START
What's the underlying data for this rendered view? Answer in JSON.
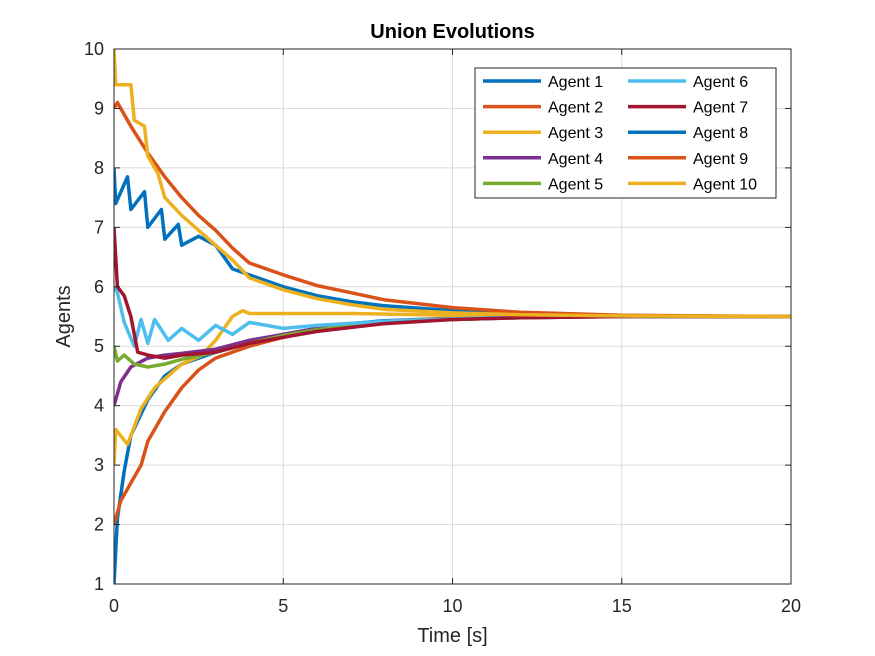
{
  "chart_data": {
    "type": "line",
    "title": "Union Evolutions",
    "xlabel": "Time [s]",
    "ylabel": "Agents",
    "xlim": [
      0,
      20
    ],
    "ylim": [
      1,
      10
    ],
    "xticks": [
      0,
      5,
      10,
      15,
      20
    ],
    "yticks": [
      1,
      2,
      3,
      4,
      5,
      6,
      7,
      8,
      9,
      10
    ],
    "grid": true,
    "legend": {
      "placement": "top-right",
      "columns": 2
    },
    "series": [
      {
        "name": "Agent 1",
        "color": "#0072BD",
        "x": [
          0,
          0.1,
          0.3,
          0.5,
          1.0,
          1.5,
          2.0,
          3.0,
          4.0,
          5.0,
          6.0,
          7.0,
          8.0,
          10.0,
          12.0,
          15.0,
          20.0
        ],
        "y": [
          1.0,
          2.1,
          2.9,
          3.5,
          4.1,
          4.5,
          4.7,
          4.9,
          5.05,
          5.2,
          5.3,
          5.38,
          5.43,
          5.47,
          5.49,
          5.5,
          5.5
        ]
      },
      {
        "name": "Agent 2",
        "color": "#D95319",
        "x": [
          0,
          0.2,
          0.5,
          0.8,
          1.0,
          1.5,
          2.0,
          2.5,
          3.0,
          4.0,
          5.0,
          6.0,
          7.0,
          8.0,
          10.0,
          12.0,
          15.0,
          20.0
        ],
        "y": [
          2.0,
          2.4,
          2.7,
          3.0,
          3.4,
          3.9,
          4.3,
          4.6,
          4.8,
          5.0,
          5.15,
          5.28,
          5.36,
          5.42,
          5.47,
          5.49,
          5.5,
          5.5
        ]
      },
      {
        "name": "Agent 3",
        "color": "#EDB120",
        "x": [
          0,
          0.05,
          0.4,
          0.8,
          1.2,
          1.6,
          2.0,
          2.6,
          3.0,
          3.5,
          3.8,
          4.0,
          5.0,
          6.0,
          7.0,
          8.0,
          10.0,
          12.0,
          15.0,
          20.0
        ],
        "y": [
          3.0,
          3.6,
          3.35,
          3.95,
          4.3,
          4.5,
          4.7,
          4.85,
          5.1,
          5.5,
          5.6,
          5.55,
          5.55,
          5.55,
          5.55,
          5.54,
          5.52,
          5.51,
          5.5,
          5.5
        ]
      },
      {
        "name": "Agent 4",
        "color": "#7E2F8E",
        "x": [
          0,
          0.2,
          0.5,
          1.0,
          1.5,
          2.0,
          3.0,
          4.0,
          5.0,
          6.0,
          8.0,
          10.0,
          12.0,
          15.0,
          20.0
        ],
        "y": [
          4.0,
          4.4,
          4.65,
          4.8,
          4.85,
          4.88,
          4.95,
          5.1,
          5.2,
          5.3,
          5.4,
          5.45,
          5.48,
          5.5,
          5.5
        ]
      },
      {
        "name": "Agent 5",
        "color": "#77AC30",
        "x": [
          0,
          0.1,
          0.3,
          0.6,
          1.0,
          1.5,
          2.0,
          3.0,
          4.0,
          5.0,
          6.0,
          8.0,
          10.0,
          12.0,
          15.0,
          20.0
        ],
        "y": [
          5.0,
          4.75,
          4.85,
          4.7,
          4.65,
          4.7,
          4.78,
          4.9,
          5.05,
          5.18,
          5.28,
          5.4,
          5.45,
          5.48,
          5.5,
          5.5
        ]
      },
      {
        "name": "Agent 6",
        "color": "#4DBEEE",
        "x": [
          0,
          0.1,
          0.3,
          0.6,
          0.8,
          1.0,
          1.2,
          1.6,
          2.0,
          2.5,
          3.0,
          3.5,
          4.0,
          5.0,
          6.0,
          8.0,
          10.0,
          12.0,
          15.0,
          20.0
        ],
        "y": [
          6.0,
          5.9,
          5.4,
          5.0,
          5.45,
          5.05,
          5.45,
          5.1,
          5.3,
          5.1,
          5.35,
          5.2,
          5.4,
          5.3,
          5.35,
          5.42,
          5.46,
          5.49,
          5.5,
          5.5
        ]
      },
      {
        "name": "Agent 7",
        "color": "#A2142F",
        "x": [
          0,
          0.1,
          0.3,
          0.5,
          0.7,
          1.0,
          1.5,
          2.0,
          3.0,
          4.0,
          5.0,
          6.0,
          8.0,
          10.0,
          12.0,
          15.0,
          20.0
        ],
        "y": [
          7.0,
          6.0,
          5.85,
          5.5,
          4.9,
          4.85,
          4.8,
          4.85,
          4.9,
          5.05,
          5.15,
          5.25,
          5.38,
          5.45,
          5.48,
          5.5,
          5.5
        ]
      },
      {
        "name": "Agent 8",
        "color": "#0072BD",
        "x": [
          0,
          0.05,
          0.4,
          0.5,
          0.9,
          1.0,
          1.4,
          1.5,
          1.9,
          2.0,
          2.5,
          3.0,
          3.5,
          4.0,
          5.0,
          6.0,
          7.0,
          8.0,
          10.0,
          12.0,
          15.0,
          20.0
        ],
        "y": [
          8.0,
          7.4,
          7.85,
          7.3,
          7.6,
          7.0,
          7.3,
          6.8,
          7.05,
          6.7,
          6.85,
          6.7,
          6.3,
          6.2,
          6.0,
          5.85,
          5.75,
          5.68,
          5.6,
          5.55,
          5.51,
          5.5
        ]
      },
      {
        "name": "Agent 9",
        "color": "#D95319",
        "x": [
          0,
          0.1,
          0.5,
          1.0,
          1.5,
          2.0,
          2.5,
          3.0,
          3.5,
          4.0,
          5.0,
          6.0,
          7.0,
          8.0,
          10.0,
          12.0,
          15.0,
          20.0
        ],
        "y": [
          9.0,
          9.1,
          8.7,
          8.25,
          7.85,
          7.5,
          7.2,
          6.95,
          6.65,
          6.4,
          6.2,
          6.02,
          5.9,
          5.78,
          5.65,
          5.57,
          5.52,
          5.5
        ]
      },
      {
        "name": "Agent 10",
        "color": "#EDB120",
        "x": [
          0,
          0.05,
          0.5,
          0.6,
          0.9,
          1.0,
          1.3,
          1.5,
          2.0,
          2.5,
          3.0,
          3.5,
          4.0,
          5.0,
          6.0,
          7.0,
          8.0,
          10.0,
          12.0,
          15.0,
          20.0
        ],
        "y": [
          10.0,
          9.4,
          9.4,
          8.8,
          8.7,
          8.2,
          7.9,
          7.5,
          7.2,
          6.95,
          6.7,
          6.45,
          6.15,
          5.95,
          5.8,
          5.7,
          5.62,
          5.56,
          5.53,
          5.51,
          5.5
        ]
      }
    ]
  }
}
END
What you need to do.
Repeat all of the data above word for word, minus the pictures.

Full response.
What's the underlying data for this rendered view? Answer in JSON.
{
  "chart_data": {
    "type": "line",
    "title": "Union Evolutions",
    "xlabel": "Time [s]",
    "ylabel": "Agents",
    "xlim": [
      0,
      20
    ],
    "ylim": [
      1,
      10
    ],
    "xticks": [
      0,
      5,
      10,
      15,
      20
    ],
    "yticks": [
      1,
      2,
      3,
      4,
      5,
      6,
      7,
      8,
      9,
      10
    ],
    "grid": true,
    "legend": {
      "placement": "top-right",
      "columns": 2
    },
    "series": [
      {
        "name": "Agent 1",
        "color": "#0072BD",
        "x": [
          0,
          0.1,
          0.3,
          0.5,
          1.0,
          1.5,
          2.0,
          3.0,
          4.0,
          5.0,
          6.0,
          7.0,
          8.0,
          10.0,
          12.0,
          15.0,
          20.0
        ],
        "y": [
          1.0,
          2.1,
          2.9,
          3.5,
          4.1,
          4.5,
          4.7,
          4.9,
          5.05,
          5.2,
          5.3,
          5.38,
          5.43,
          5.47,
          5.49,
          5.5,
          5.5
        ]
      },
      {
        "name": "Agent 2",
        "color": "#D95319",
        "x": [
          0,
          0.2,
          0.5,
          0.8,
          1.0,
          1.5,
          2.0,
          2.5,
          3.0,
          4.0,
          5.0,
          6.0,
          7.0,
          8.0,
          10.0,
          12.0,
          15.0,
          20.0
        ],
        "y": [
          2.0,
          2.4,
          2.7,
          3.0,
          3.4,
          3.9,
          4.3,
          4.6,
          4.8,
          5.0,
          5.15,
          5.28,
          5.36,
          5.42,
          5.47,
          5.49,
          5.5,
          5.5
        ]
      },
      {
        "name": "Agent 3",
        "color": "#EDB120",
        "x": [
          0,
          0.05,
          0.4,
          0.8,
          1.2,
          1.6,
          2.0,
          2.6,
          3.0,
          3.5,
          3.8,
          4.0,
          5.0,
          6.0,
          7.0,
          8.0,
          10.0,
          12.0,
          15.0,
          20.0
        ],
        "y": [
          3.0,
          3.6,
          3.35,
          3.95,
          4.3,
          4.5,
          4.7,
          4.85,
          5.1,
          5.5,
          5.6,
          5.55,
          5.55,
          5.55,
          5.55,
          5.54,
          5.52,
          5.51,
          5.5,
          5.5
        ]
      },
      {
        "name": "Agent 4",
        "color": "#7E2F8E",
        "x": [
          0,
          0.2,
          0.5,
          1.0,
          1.5,
          2.0,
          3.0,
          4.0,
          5.0,
          6.0,
          8.0,
          10.0,
          12.0,
          15.0,
          20.0
        ],
        "y": [
          4.0,
          4.4,
          4.65,
          4.8,
          4.85,
          4.88,
          4.95,
          5.1,
          5.2,
          5.3,
          5.4,
          5.45,
          5.48,
          5.5,
          5.5
        ]
      },
      {
        "name": "Agent 5",
        "color": "#77AC30",
        "x": [
          0,
          0.1,
          0.3,
          0.6,
          1.0,
          1.5,
          2.0,
          3.0,
          4.0,
          5.0,
          6.0,
          8.0,
          10.0,
          12.0,
          15.0,
          20.0
        ],
        "y": [
          5.0,
          4.75,
          4.85,
          4.7,
          4.65,
          4.7,
          4.78,
          4.9,
          5.05,
          5.18,
          5.28,
          5.4,
          5.45,
          5.48,
          5.5,
          5.5
        ]
      },
      {
        "name": "Agent 6",
        "color": "#4DBEEE",
        "x": [
          0,
          0.1,
          0.3,
          0.6,
          0.8,
          1.0,
          1.2,
          1.6,
          2.0,
          2.5,
          3.0,
          3.5,
          4.0,
          5.0,
          6.0,
          8.0,
          10.0,
          12.0,
          15.0,
          20.0
        ],
        "y": [
          6.0,
          5.9,
          5.4,
          5.0,
          5.45,
          5.05,
          5.45,
          5.1,
          5.3,
          5.1,
          5.35,
          5.2,
          5.4,
          5.3,
          5.35,
          5.42,
          5.46,
          5.49,
          5.5,
          5.5
        ]
      },
      {
        "name": "Agent 7",
        "color": "#A2142F",
        "x": [
          0,
          0.1,
          0.3,
          0.5,
          0.7,
          1.0,
          1.5,
          2.0,
          3.0,
          4.0,
          5.0,
          6.0,
          8.0,
          10.0,
          12.0,
          15.0,
          20.0
        ],
        "y": [
          7.0,
          6.0,
          5.85,
          5.5,
          4.9,
          4.85,
          4.8,
          4.85,
          4.9,
          5.05,
          5.15,
          5.25,
          5.38,
          5.45,
          5.48,
          5.5,
          5.5
        ]
      },
      {
        "name": "Agent 8",
        "color": "#0072BD",
        "x": [
          0,
          0.05,
          0.4,
          0.5,
          0.9,
          1.0,
          1.4,
          1.5,
          1.9,
          2.0,
          2.5,
          3.0,
          3.5,
          4.0,
          5.0,
          6.0,
          7.0,
          8.0,
          10.0,
          12.0,
          15.0,
          20.0
        ],
        "y": [
          8.0,
          7.4,
          7.85,
          7.3,
          7.6,
          7.0,
          7.3,
          6.8,
          7.05,
          6.7,
          6.85,
          6.7,
          6.3,
          6.2,
          6.0,
          5.85,
          5.75,
          5.68,
          5.6,
          5.55,
          5.51,
          5.5
        ]
      },
      {
        "name": "Agent 9",
        "color": "#D95319",
        "x": [
          0,
          0.1,
          0.5,
          1.0,
          1.5,
          2.0,
          2.5,
          3.0,
          3.5,
          4.0,
          5.0,
          6.0,
          7.0,
          8.0,
          10.0,
          12.0,
          15.0,
          20.0
        ],
        "y": [
          9.0,
          9.1,
          8.7,
          8.25,
          7.85,
          7.5,
          7.2,
          6.95,
          6.65,
          6.4,
          6.2,
          6.02,
          5.9,
          5.78,
          5.65,
          5.57,
          5.52,
          5.5
        ]
      },
      {
        "name": "Agent 10",
        "color": "#EDB120",
        "x": [
          0,
          0.05,
          0.5,
          0.6,
          0.9,
          1.0,
          1.3,
          1.5,
          2.0,
          2.5,
          3.0,
          3.5,
          4.0,
          5.0,
          6.0,
          7.0,
          8.0,
          10.0,
          12.0,
          15.0,
          20.0
        ],
        "y": [
          10.0,
          9.4,
          9.4,
          8.8,
          8.7,
          8.2,
          7.9,
          7.5,
          7.2,
          6.95,
          6.7,
          6.45,
          6.15,
          5.95,
          5.8,
          5.7,
          5.62,
          5.56,
          5.53,
          5.51,
          5.5
        ]
      }
    ]
  }
}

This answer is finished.